REQUEST:
Locate the string "name" throughout the material and copy every line in which it occurs.

··· DATASET EXCERPTS

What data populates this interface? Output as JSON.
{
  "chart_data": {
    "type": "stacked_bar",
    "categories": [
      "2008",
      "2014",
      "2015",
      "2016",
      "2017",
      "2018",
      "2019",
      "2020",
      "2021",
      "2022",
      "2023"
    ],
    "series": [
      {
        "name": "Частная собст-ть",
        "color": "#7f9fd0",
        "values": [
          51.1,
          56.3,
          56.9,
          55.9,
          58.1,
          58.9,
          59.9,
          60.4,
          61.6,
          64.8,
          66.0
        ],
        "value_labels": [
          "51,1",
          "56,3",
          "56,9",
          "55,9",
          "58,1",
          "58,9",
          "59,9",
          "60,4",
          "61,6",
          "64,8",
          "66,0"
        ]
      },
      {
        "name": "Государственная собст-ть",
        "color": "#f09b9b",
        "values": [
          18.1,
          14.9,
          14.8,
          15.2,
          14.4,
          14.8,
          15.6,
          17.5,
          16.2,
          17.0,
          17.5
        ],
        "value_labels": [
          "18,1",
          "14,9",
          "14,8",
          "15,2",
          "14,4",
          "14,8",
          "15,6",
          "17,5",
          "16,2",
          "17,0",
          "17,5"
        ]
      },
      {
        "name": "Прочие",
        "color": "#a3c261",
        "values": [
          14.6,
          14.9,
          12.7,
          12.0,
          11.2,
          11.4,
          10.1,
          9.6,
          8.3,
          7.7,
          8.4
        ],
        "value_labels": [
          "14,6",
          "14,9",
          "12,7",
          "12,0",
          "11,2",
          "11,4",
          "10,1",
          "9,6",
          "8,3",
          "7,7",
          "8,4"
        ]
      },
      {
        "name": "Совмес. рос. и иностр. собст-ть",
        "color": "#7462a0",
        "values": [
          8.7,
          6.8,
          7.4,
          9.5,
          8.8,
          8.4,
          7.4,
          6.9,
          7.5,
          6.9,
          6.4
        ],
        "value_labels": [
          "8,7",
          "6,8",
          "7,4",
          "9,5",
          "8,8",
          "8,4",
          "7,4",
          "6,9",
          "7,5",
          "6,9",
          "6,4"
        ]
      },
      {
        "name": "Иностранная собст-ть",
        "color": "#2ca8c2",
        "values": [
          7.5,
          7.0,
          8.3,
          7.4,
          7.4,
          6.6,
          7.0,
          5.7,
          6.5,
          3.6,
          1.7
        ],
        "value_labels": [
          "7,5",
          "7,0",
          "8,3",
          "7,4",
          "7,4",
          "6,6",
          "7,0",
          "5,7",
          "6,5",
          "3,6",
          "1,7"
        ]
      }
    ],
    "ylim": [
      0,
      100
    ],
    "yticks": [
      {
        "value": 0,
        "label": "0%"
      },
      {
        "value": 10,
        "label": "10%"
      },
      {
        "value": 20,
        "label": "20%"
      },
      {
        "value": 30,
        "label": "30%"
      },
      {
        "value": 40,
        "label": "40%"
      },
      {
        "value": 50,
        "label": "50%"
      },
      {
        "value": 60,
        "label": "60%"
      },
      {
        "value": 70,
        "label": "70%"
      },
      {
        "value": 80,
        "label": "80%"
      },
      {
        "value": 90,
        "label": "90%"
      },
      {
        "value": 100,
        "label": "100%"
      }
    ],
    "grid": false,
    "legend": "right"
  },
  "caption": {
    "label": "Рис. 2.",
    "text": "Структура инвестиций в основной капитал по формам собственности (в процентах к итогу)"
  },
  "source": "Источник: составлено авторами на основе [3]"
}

······

ANSWER TO THE EXERCISE:
        "name": "Частная собст-ть",
        "name": "Государственная собст-ть",
        "name": "Прочие",
        "name": "Совмес. рос. и иностр. собст-ть",
        "name": "Иностранная собст-ть",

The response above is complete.